▶ What the exercise asks
Only lines holding the string "purchase" are wanted; copy each one from the material.

▶ Excerpted records
** start **

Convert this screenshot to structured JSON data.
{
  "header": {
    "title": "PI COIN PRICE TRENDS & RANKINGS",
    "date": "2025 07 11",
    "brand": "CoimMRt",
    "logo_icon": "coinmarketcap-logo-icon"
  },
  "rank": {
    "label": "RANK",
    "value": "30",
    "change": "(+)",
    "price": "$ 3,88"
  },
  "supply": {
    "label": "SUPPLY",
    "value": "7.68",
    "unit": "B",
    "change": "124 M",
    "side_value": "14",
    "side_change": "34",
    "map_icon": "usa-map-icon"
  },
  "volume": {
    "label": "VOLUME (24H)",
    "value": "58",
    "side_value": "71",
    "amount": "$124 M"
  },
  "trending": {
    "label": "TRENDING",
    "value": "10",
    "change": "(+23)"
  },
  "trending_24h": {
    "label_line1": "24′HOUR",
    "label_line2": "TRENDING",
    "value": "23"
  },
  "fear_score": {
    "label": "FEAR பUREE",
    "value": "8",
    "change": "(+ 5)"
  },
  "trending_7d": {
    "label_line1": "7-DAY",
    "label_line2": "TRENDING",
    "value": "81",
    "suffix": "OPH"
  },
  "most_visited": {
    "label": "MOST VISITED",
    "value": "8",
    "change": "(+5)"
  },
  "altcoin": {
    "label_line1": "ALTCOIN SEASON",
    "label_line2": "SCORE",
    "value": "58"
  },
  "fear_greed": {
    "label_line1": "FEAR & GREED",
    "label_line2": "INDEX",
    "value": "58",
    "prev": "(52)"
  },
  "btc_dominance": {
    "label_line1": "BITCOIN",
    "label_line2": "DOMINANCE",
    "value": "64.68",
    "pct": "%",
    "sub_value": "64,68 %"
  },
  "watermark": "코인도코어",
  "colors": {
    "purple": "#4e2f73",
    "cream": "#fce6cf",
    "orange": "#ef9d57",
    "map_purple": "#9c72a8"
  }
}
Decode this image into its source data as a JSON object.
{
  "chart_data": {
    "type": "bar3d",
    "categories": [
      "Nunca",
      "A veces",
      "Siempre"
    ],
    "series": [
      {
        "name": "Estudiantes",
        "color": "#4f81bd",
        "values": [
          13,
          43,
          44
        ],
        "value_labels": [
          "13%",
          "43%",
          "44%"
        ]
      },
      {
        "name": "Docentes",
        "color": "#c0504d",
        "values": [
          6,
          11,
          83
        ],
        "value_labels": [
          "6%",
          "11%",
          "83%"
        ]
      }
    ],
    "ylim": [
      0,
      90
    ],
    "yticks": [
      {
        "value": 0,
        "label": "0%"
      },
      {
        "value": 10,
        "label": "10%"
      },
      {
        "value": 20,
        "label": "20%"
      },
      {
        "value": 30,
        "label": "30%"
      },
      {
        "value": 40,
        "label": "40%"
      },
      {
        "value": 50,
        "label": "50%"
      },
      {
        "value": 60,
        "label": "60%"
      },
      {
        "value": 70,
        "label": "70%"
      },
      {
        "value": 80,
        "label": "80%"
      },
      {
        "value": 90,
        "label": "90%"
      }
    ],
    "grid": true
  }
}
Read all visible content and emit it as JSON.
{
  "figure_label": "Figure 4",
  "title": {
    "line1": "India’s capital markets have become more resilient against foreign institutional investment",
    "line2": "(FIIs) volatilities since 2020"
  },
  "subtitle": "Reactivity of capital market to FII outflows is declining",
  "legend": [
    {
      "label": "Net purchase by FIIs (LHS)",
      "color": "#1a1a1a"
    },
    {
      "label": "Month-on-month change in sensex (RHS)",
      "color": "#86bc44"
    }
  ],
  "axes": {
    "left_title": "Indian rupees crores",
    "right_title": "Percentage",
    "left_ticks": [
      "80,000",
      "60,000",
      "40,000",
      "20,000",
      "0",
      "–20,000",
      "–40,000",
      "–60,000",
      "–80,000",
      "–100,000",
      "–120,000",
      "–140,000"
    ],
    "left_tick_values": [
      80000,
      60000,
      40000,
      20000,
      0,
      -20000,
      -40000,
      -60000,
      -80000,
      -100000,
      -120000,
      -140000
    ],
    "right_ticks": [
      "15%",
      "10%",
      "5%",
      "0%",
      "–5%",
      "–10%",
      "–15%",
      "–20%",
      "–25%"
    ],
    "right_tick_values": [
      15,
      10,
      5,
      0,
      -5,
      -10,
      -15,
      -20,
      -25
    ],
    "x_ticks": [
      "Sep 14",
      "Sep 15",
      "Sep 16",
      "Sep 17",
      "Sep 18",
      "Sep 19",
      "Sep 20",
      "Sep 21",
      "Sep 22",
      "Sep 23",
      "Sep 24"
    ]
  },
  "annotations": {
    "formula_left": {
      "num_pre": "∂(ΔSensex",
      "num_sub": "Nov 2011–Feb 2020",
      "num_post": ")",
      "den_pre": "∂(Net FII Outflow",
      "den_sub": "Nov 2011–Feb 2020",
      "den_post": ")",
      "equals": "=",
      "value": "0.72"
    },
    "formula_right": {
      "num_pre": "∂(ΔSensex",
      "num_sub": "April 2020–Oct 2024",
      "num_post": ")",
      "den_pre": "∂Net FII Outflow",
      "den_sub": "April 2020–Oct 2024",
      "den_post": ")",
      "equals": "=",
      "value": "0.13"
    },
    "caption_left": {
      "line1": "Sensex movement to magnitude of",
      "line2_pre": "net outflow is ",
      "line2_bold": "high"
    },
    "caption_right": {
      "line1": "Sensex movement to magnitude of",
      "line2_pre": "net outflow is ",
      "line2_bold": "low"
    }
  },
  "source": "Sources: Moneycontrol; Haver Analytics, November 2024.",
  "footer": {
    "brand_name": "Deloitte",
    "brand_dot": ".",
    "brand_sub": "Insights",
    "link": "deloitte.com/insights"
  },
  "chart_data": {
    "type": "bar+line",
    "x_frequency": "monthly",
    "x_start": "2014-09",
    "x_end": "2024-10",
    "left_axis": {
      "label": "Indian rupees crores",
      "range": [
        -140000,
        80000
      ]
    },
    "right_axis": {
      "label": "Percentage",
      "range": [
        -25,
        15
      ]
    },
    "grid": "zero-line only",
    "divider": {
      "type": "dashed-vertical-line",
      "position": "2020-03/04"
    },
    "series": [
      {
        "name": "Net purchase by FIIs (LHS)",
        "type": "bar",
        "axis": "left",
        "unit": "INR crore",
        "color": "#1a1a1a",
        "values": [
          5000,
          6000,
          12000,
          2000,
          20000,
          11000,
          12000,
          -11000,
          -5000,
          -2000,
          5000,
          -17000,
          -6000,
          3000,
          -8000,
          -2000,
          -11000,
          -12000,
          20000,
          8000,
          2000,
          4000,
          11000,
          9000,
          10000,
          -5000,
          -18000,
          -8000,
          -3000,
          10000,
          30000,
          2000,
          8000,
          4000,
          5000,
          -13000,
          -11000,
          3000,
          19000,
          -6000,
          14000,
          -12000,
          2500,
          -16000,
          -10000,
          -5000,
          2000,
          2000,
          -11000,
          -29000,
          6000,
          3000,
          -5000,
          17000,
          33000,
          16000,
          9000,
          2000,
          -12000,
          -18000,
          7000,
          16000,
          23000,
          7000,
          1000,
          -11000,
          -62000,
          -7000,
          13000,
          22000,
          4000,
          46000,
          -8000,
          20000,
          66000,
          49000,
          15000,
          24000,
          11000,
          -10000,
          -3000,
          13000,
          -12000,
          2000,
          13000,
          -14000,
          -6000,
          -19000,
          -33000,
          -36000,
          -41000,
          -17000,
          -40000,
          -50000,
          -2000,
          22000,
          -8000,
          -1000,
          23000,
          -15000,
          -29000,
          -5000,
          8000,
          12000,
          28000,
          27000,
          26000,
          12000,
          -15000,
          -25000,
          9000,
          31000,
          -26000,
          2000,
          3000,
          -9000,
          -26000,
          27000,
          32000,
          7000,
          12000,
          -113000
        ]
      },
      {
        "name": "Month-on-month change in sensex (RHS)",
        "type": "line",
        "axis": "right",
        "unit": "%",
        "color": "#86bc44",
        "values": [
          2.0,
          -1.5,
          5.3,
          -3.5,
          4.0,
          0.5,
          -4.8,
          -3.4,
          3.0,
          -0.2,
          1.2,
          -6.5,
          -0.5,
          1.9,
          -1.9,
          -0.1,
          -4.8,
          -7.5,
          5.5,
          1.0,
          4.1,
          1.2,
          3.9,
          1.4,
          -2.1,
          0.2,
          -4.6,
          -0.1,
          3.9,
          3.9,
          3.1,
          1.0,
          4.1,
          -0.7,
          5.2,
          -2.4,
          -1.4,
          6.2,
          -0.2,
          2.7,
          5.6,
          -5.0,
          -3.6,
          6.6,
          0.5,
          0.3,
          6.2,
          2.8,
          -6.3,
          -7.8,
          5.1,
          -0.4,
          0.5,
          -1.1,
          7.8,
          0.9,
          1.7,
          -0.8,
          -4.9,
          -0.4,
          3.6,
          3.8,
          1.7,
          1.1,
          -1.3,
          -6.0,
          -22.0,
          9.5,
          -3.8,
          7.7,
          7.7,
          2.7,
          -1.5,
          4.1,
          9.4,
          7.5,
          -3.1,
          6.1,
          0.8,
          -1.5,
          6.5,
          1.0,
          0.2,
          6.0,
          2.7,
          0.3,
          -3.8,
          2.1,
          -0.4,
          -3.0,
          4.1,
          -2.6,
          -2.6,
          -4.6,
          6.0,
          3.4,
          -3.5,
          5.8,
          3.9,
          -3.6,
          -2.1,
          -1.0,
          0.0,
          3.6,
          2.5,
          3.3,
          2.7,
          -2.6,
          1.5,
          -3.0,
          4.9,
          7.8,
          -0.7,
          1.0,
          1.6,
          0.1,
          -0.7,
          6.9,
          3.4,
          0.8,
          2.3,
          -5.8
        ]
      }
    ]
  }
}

** end **

▶ Correct result
      "label": "Net purchase by FIIs (LHS)",
        "name": "Net purchase by FIIs (LHS)",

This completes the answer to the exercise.